**** PROVIDED MATERIAL ****

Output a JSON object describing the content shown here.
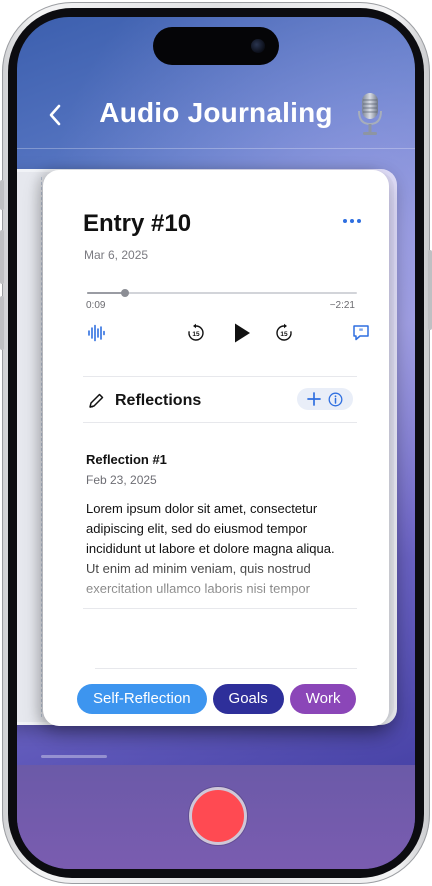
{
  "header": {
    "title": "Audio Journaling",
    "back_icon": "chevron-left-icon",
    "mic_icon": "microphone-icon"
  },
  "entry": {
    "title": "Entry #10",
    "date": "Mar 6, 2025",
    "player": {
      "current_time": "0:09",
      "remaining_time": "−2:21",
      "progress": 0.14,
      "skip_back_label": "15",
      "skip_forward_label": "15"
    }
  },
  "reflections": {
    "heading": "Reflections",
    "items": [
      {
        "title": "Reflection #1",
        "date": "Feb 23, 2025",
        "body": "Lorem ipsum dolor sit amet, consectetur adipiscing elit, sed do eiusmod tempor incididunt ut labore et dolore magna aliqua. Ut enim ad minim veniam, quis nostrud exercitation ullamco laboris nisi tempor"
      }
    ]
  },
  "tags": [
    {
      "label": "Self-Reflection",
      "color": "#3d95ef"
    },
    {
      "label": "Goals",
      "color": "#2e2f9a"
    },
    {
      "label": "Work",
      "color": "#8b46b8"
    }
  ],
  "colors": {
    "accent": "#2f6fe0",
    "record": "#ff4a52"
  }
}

****

Without the pictures, reproduce every line of the records above exactly.

## EXPECTED ANSWER
Output a JSON object describing the content shown here.
{
  "header": {
    "title": "Audio Journaling",
    "back_icon": "chevron-left-icon",
    "mic_icon": "microphone-icon"
  },
  "entry": {
    "title": "Entry #10",
    "date": "Mar 6, 2025",
    "player": {
      "current_time": "0:09",
      "remaining_time": "−2:21",
      "progress": 0.14,
      "skip_back_label": "15",
      "skip_forward_label": "15"
    }
  },
  "reflections": {
    "heading": "Reflections",
    "items": [
      {
        "title": "Reflection #1",
        "date": "Feb 23, 2025",
        "body": "Lorem ipsum dolor sit amet, consectetur adipiscing elit, sed do eiusmod tempor incididunt ut labore et dolore magna aliqua. Ut enim ad minim veniam, quis nostrud exercitation ullamco laboris nisi tempor"
      }
    ]
  },
  "tags": [
    {
      "label": "Self-Reflection",
      "color": "#3d95ef"
    },
    {
      "label": "Goals",
      "color": "#2e2f9a"
    },
    {
      "label": "Work",
      "color": "#8b46b8"
    }
  ],
  "colors": {
    "accent": "#2f6fe0",
    "record": "#ff4a52"
  }
}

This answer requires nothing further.